Goal:
Take the material and output all of it exactly.

******

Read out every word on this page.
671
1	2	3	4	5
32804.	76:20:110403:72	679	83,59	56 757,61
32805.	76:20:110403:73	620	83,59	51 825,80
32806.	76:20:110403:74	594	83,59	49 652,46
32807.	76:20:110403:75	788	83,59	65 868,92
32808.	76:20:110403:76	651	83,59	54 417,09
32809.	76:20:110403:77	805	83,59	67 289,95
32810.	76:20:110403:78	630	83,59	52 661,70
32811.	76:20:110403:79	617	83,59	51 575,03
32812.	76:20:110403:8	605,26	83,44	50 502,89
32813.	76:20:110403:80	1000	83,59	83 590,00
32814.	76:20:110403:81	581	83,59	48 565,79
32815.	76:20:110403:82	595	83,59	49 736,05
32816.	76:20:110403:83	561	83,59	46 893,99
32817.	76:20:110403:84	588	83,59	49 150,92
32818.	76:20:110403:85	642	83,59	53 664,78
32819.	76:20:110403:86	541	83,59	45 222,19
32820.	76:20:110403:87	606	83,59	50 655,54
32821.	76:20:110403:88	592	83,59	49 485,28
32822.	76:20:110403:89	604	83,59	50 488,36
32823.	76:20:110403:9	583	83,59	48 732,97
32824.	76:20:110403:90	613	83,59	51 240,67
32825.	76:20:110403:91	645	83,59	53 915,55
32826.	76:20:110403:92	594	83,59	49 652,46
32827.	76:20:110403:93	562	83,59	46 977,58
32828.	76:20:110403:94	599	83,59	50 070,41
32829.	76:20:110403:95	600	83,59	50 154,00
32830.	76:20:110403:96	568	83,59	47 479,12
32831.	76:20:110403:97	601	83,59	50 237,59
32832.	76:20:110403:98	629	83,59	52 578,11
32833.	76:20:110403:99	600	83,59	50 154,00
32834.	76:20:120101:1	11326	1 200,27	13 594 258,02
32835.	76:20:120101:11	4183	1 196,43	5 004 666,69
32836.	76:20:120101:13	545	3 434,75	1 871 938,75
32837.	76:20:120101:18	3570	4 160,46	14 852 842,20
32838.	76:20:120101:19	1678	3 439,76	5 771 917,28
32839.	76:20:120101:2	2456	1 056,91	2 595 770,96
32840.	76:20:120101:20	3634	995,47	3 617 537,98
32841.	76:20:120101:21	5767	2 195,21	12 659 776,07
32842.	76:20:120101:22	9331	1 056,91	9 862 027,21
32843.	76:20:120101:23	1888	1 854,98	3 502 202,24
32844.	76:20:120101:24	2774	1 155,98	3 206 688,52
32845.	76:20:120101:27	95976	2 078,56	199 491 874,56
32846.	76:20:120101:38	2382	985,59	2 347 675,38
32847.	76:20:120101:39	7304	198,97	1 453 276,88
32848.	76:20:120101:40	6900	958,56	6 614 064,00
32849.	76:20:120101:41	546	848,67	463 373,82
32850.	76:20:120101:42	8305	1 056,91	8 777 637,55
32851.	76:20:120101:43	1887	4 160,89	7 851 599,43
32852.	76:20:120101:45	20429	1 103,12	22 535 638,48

******

Worked solution:
Read out every word on this page.
671
1	2	3	4	5
32804.	76:20:110403:72	679	83,59	56 757,61
32805.	76:20:110403:73	620	83,59	51 825,80
32806.	76:20:110403:74	594	83,59	49 652,46
32807.	76:20:110403:75	788	83,59	65 868,92
32808.	76:20:110403:76	651	83,59	54 417,09
32809.	76:20:110403:77	805	83,59	67 289,95
32810.	76:20:110403:78	630	83,59	52 661,70
32811.	76:20:110403:79	617	83,59	51 575,03
32812.	76:20:110403:8	605,26	83,44	50 502,89
32813.	76:20:110403:80	1000	83,59	83 590,00
32814.	76:20:110403:81	581	83,59	48 565,79
32815.	76:20:110403:82	595	83,59	49 736,05
32816.	76:20:110403:83	561	83,59	46 893,99
32817.	76:20:110403:84	588	83,59	49 150,92
32818.	76:20:110403:85	642	83,59	53 664,78
32819.	76:20:110403:86	541	83,59	45 222,19
32820.	76:20:110403:87	606	83,59	50 655,54
32821.	76:20:110403:88	592	83,59	49 485,28
32822.	76:20:110403:89	604	83,59	50 488,36
32823.	76:20:110403:9	583	83,59	48 732,97
32824.	76:20:110403:90	613	83,59	51 240,67
32825.	76:20:110403:91	645	83,59	53 915,55
32826.	76:20:110403:92	594	83,59	49 652,46
32827.	76:20:110403:93	562	83,59	46 977,58
32828.	76:20:110403:94	599	83,59	50 070,41
32829.	76:20:110403:95	600	83,59	50 154,00
32830.	76:20:110403:96	568	83,59	47 479,12
32831.	76:20:110403:97	601	83,59	50 237,59
32832.	76:20:110403:98	629	83,59	52 578,11
32833.	76:20:110403:99	600	83,59	50 154,00
32834.	76:20:120101:1	11326	1 200,27	13 594 258,02
32835.	76:20:120101:11	4183	1 196,43	5 004 666,69
32836.	76:20:120101:13	545	3 434,75	1 871 938,75
32837.	76:20:120101:18	3570	4 160,46	14 852 842,20
32838.	76:20:120101:19	1678	3 439,76	5 771 917,28
32839.	76:20:120101:2	2456	1 056,91	2 595 770,96
32840.	76:20:120101:20	3634	995,47	3 617 537,98
32841.	76:20:120101:21	5767	2 195,21	12 659 776,07
32842.	76:20:120101:22	9331	1 056,91	9 862 027,21
32843.	76:20:120101:23	1888	1 854,98	3 502 202,24
32844.	76:20:120101:24	2774	1 155,98	3 206 688,52
32845.	76:20:120101:27	95976	2 078,56	199 491 874,56
32846.	76:20:120101:38	2382	985,59	2 347 675,38
32847.	76:20:120101:39	7304	198,97	1 453 276,88
32848.	76:20:120101:40	6900	958,56	6 614 064,00
32849.	76:20:120101:41	546	848,67	463 373,82
32850.	76:20:120101:42	8305	1 056,91	8 777 637,55
32851.	76:20:120101:43	1887	4 160,89	7 851 599,43
32852.	76:20:120101:45	20429	1 103,12	22 535 638,48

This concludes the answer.